Set the data down again, exactly as it reads, but without the pictures.

--------------------------------

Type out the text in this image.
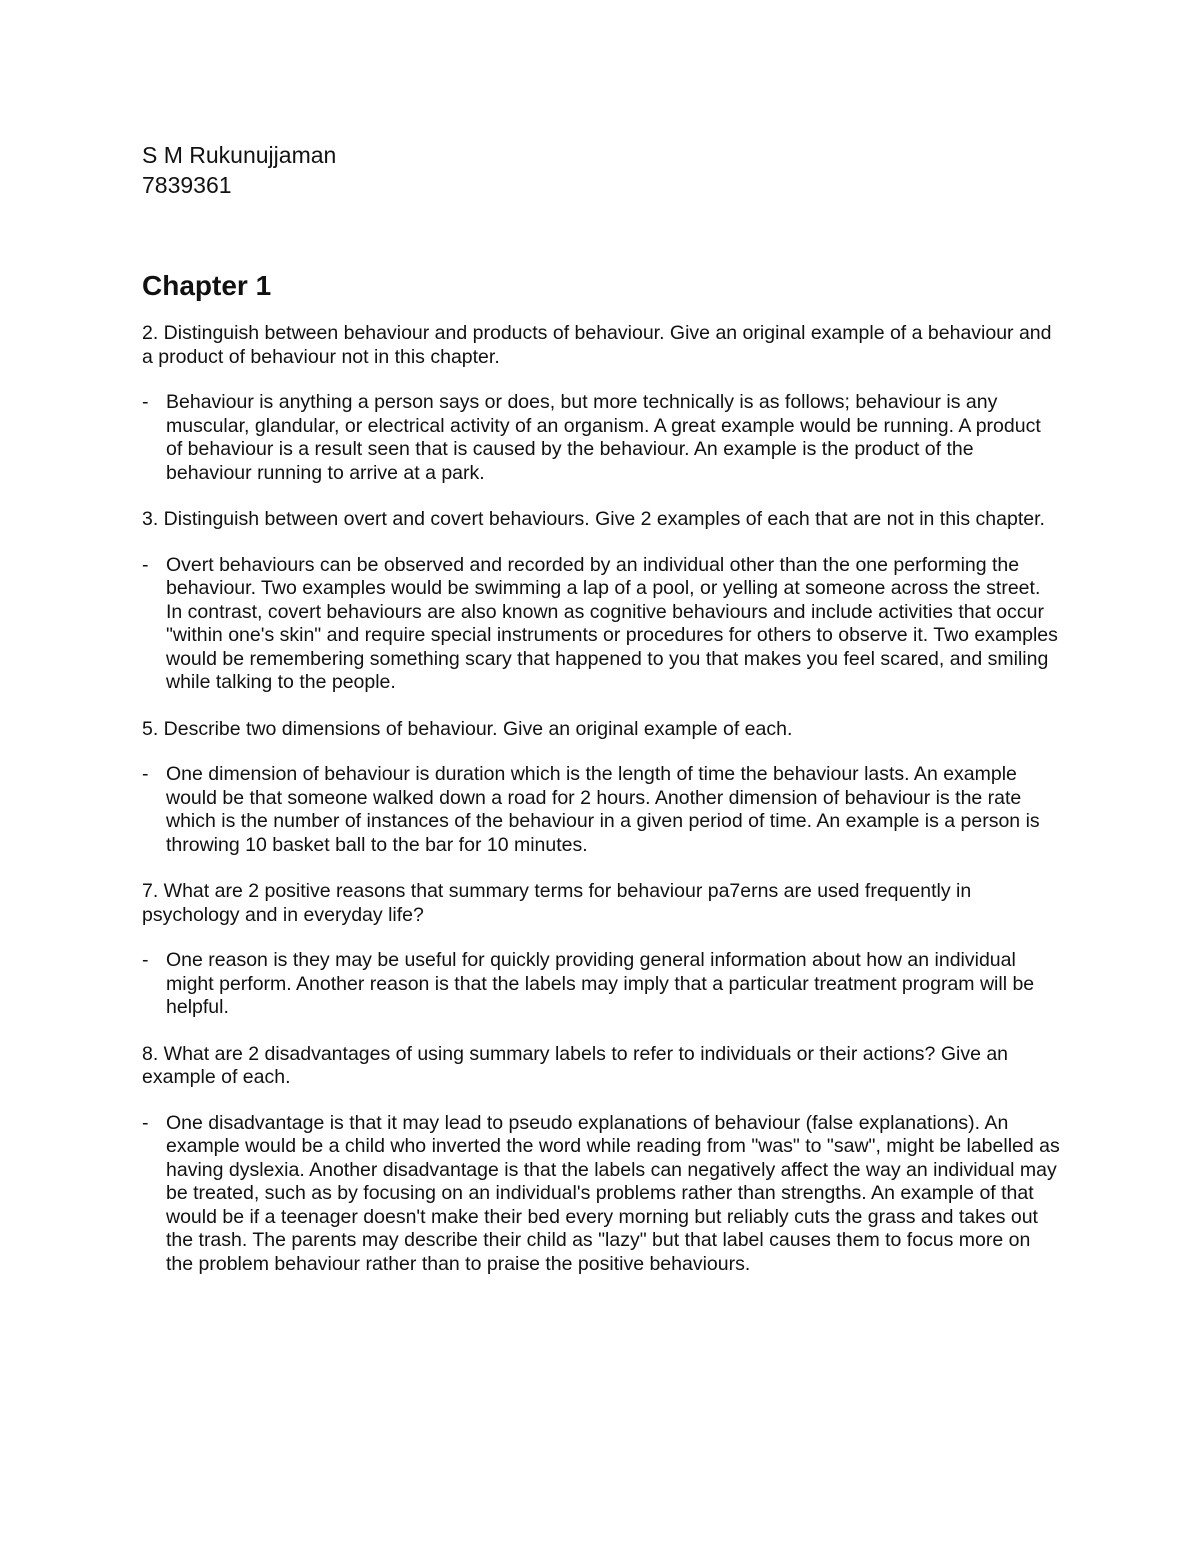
S M Rukunujjaman

7839361

Chapter 1

2. Distinguish between behaviour and products of behaviour. Give an original example of a behaviour and a product of behaviour not in this chapter.

- Behaviour is anything a person says or does, but more technically is as follows; behaviour is any muscular, glandular, or electrical activity of an organism. A great example would be running. A product of behaviour is a result seen that is caused by the behaviour. An example is the product of the behaviour running to arrive at a park.

3. Distinguish between overt and covert behaviours. Give 2 examples of each that are not in this chapter.

- Overt behaviours can be observed and recorded by an individual other than the one performing the behaviour. Two examples would be swimming a lap of a pool, or yelling at someone across the street. In contrast, covert behaviours are also known as cognitive behaviours and include activities that occur "within one's skin" and require special instruments or procedures for others to observe it. Two examples would be remembering something scary that happened to you that makes you feel scared, and smiling while talking to the people.

5. Describe two dimensions of behaviour. Give an original example of each.

- One dimension of behaviour is duration which is the length of time the behaviour lasts. An example would be that someone walked down a road for 2 hours. Another dimension of behaviour is the rate which is the number of instances of the behaviour in a given period of time. An example is a person is throwing 10 basket ball to the bar for 10 minutes.

7. What are 2 positive reasons that summary terms for behaviour pa7erns are used frequently in psychology and in everyday life?

- One reason is they may be useful for quickly providing general information about how an individual might perform. Another reason is that the labels may imply that a particular treatment program will be helpful.

8. What are 2 disadvantages of using summary labels to refer to individuals or their actions? Give an example of each.

- One disadvantage is that it may lead to pseudo explanations of behaviour (false explanations). An example would be a child who inverted the word while reading from "was" to "saw", might be labelled as having dyslexia. Another disadvantage is that the labels can negatively affect the way an individual may be treated, such as by focusing on an individual's problems rather than strengths. An example of that would be if a teenager doesn't make their bed every morning but reliably cuts the grass and takes out the trash. The parents may describe their child as "lazy" but that label causes them to focus more on the problem behaviour rather than to praise the positive behaviours.
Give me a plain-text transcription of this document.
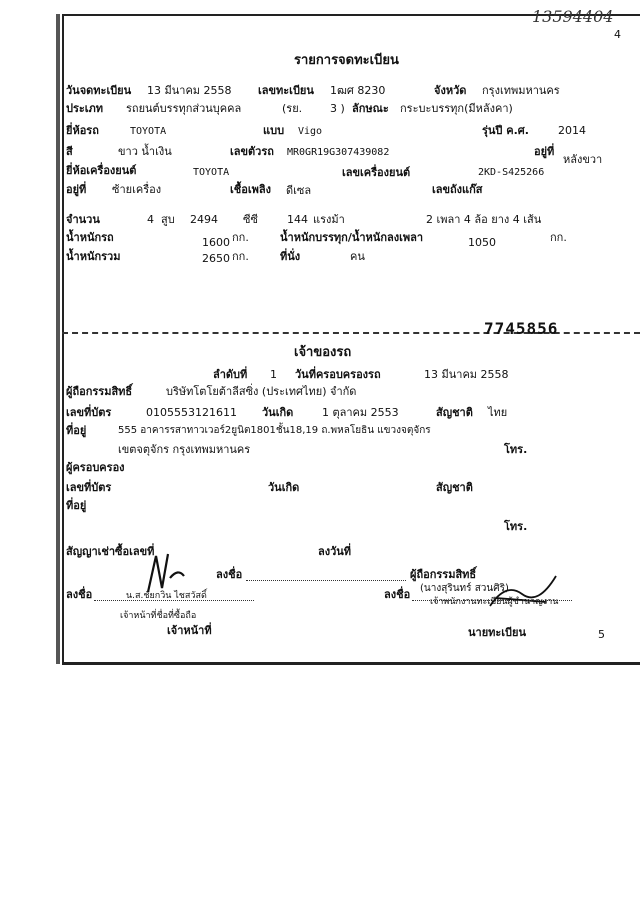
13594404
4
รายการจดทะเบียน
วันจดทะเบียน 13 มีนาคม 2558 เลขทะเบียน 1ฒศ 8230	จังหวัด กรุงเทพมหานคร
ประเภท รถยนต์บรรทุกส่วนบุคคล	(รย.	3 ) ลักษณะ กระบะบรรทุก(มีหลังคา)
ยี่ห้อรถ	TOYOTA	แบบ Vigo	รุ่นปี ค.ศ.	2014
สี	ขาว น้ำเงิน	เลขตัวรถ MR0GR19G307439082	อยู่ที่
หลังขวา
ยี่ห้อเครื่องยนต์	TOYOTA	เลขเครื่องยนต์	2KD-S425266
อยู่ที่ ซ้ายเครื่อง	เชื้อเพลิง ดีเซล	เลขถังแก๊ส
จำนวน	4 สูบ 2494 ซีซี	144 แรงม้า	2 เพลา 4 ล้อ ยาง 4 เส้น
น้ำหนักรถ	1600 กก.	น้ำหนักบรรทุก/น้ำหนักลงเพลา	1050	กก.
น้ำหนักรวม	2650 กก.	ที่นั่ง	คน
7745856
เจ้าของรถ
ลำดับที่ 1 วันที่ครอบครองรถ	13 มีนาคม 2558
ผู้ถือกรรมสิทธิ์	บริษัทโตโยต้าลีสซิ่ง (ประเทศไทย) จำกัด
เลขที่บัตร	0105553121611 วันเกิด	1 ตุลาคม 2553	สัญชาติ ไทย
ที่อยู่	555 อาคารรสาทาวเวอร์2ยูนิต1801ชั้น18,19 ถ.พหลโยธิน แขวงจตุจักร
เขตจตุจักร กรุงเทพมหานคร	โทร.
ผู้ครอบครอง
เลขที่บัตร	วันเกิด	สัญชาติ
ที่อยู่
โทร.
สัญญาเช่าซื้อเลขที่	ลงวันที่
ลงชื่อ	ผู้ถือกรรมสิทธิ์
(นางสุรินทร์ สวนศิริ)
ลงชื่อ	น.ส.ชัยกวิน ไชสวัสดิ์
เจ้าหน้าที่ชื่อที่ซื้อถือ
เจ้าหน้าที่
ลงชื่อ
เจ้าพนักงานทะเบียนผู้ชำนาญงาน
นายทะเบียน	5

--------------------------------

SOLUTION =>
Type out the text in this image.
S M Rukunujjaman

7839361

Chapter 1

2. Distinguish between behaviour and products of behaviour. Give an original example of a behaviour and a product of behaviour not in this chapter.

- Behaviour is anything a person says or does, but more technically is as follows; behaviour is any muscular, glandular, or electrical activity of an organism. A great example would be running. A product of behaviour is a result seen that is caused by the behaviour. An example is the product of the behaviour running to arrive at a park.

3. Distinguish between overt and covert behaviours. Give 2 examples of each that are not in this chapter.

- Overt behaviours can be observed and recorded by an individual other than the one performing the behaviour. Two examples would be swimming a lap of a pool, or yelling at someone across the street. In contrast, covert behaviours are also known as cognitive behaviours and include activities that occur "within one's skin" and require special instruments or procedures for others to observe it. Two examples would be remembering something scary that happened to you that makes you feel scared, and smiling while talking to the people.

5. Describe two dimensions of behaviour. Give an original example of each.

- One dimension of behaviour is duration which is the length of time the behaviour lasts. An example would be that someone walked down a road for 2 hours. Another dimension of behaviour is the rate which is the number of instances of the behaviour in a given period of time. An example is a person is throwing 10 basket ball to the bar for 10 minutes.

7. What are 2 positive reasons that summary terms for behaviour pa7erns are used frequently in psychology and in everyday life?

- One reason is they may be useful for quickly providing general information about how an individual might perform. Another reason is that the labels may imply that a particular treatment program will be helpful.

8. What are 2 disadvantages of using summary labels to refer to individuals or their actions? Give an example of each.

- One disadvantage is that it may lead to pseudo explanations of behaviour (false explanations). An example would be a child who inverted the word while reading from "was" to "saw", might be labelled as having dyslexia. Another disadvantage is that the labels can negatively affect the way an individual may be treated, such as by focusing on an individual's problems rather than strengths. An example of that would be if a teenager doesn't make their bed every morning but reliably cuts the grass and takes out the trash. The parents may describe their child as "lazy" but that label causes them to focus more on the problem behaviour rather than to praise the positive behaviours.
Give me a plain-text transcription of this document.
13594404
4
รายการจดทะเบียน
วันจดทะเบียน 13 มีนาคม 2558 เลขทะเบียน 1ฒศ 8230	จังหวัด กรุงเทพมหานคร
ประเภท รถยนต์บรรทุกส่วนบุคคล	(รย.	3 ) ลักษณะ กระบะบรรทุก(มีหลังคา)
ยี่ห้อรถ	TOYOTA	แบบ Vigo	รุ่นปี ค.ศ.	2014
สี	ขาว น้ำเงิน	เลขตัวรถ MR0GR19G307439082	อยู่ที่
หลังขวา
ยี่ห้อเครื่องยนต์	TOYOTA	เลขเครื่องยนต์	2KD-S425266
อยู่ที่ ซ้ายเครื่อง	เชื้อเพลิง ดีเซล	เลขถังแก๊ส
จำนวน	4 สูบ 2494 ซีซี	144 แรงม้า	2 เพลา 4 ล้อ ยาง 4 เส้น
น้ำหนักรถ	1600 กก.	น้ำหนักบรรทุก/น้ำหนักลงเพลา	1050	กก.
น้ำหนักรวม	2650 กก.	ที่นั่ง	คน
7745856
เจ้าของรถ
ลำดับที่ 1 วันที่ครอบครองรถ	13 มีนาคม 2558
ผู้ถือกรรมสิทธิ์	บริษัทโตโยต้าลีสซิ่ง (ประเทศไทย) จำกัด
เลขที่บัตร	0105553121611 วันเกิด	1 ตุลาคม 2553	สัญชาติ ไทย
ที่อยู่	555 อาคารรสาทาวเวอร์2ยูนิต1801ชั้น18,19 ถ.พหลโยธิน แขวงจตุจักร
เขตจตุจักร กรุงเทพมหานคร	โทร.
ผู้ครอบครอง
เลขที่บัตร	วันเกิด	สัญชาติ
ที่อยู่
โทร.
สัญญาเช่าซื้อเลขที่	ลงวันที่
ลงชื่อ	ผู้ถือกรรมสิทธิ์
(นางสุรินทร์ สวนศิริ)
ลงชื่อ	น.ส.ชัยกวิน ไชสวัสดิ์
เจ้าหน้าที่ชื่อที่ซื้อถือ
เจ้าหน้าที่
ลงชื่อ
เจ้าพนักงานทะเบียนผู้ชำนาญงาน
นายทะเบียน	5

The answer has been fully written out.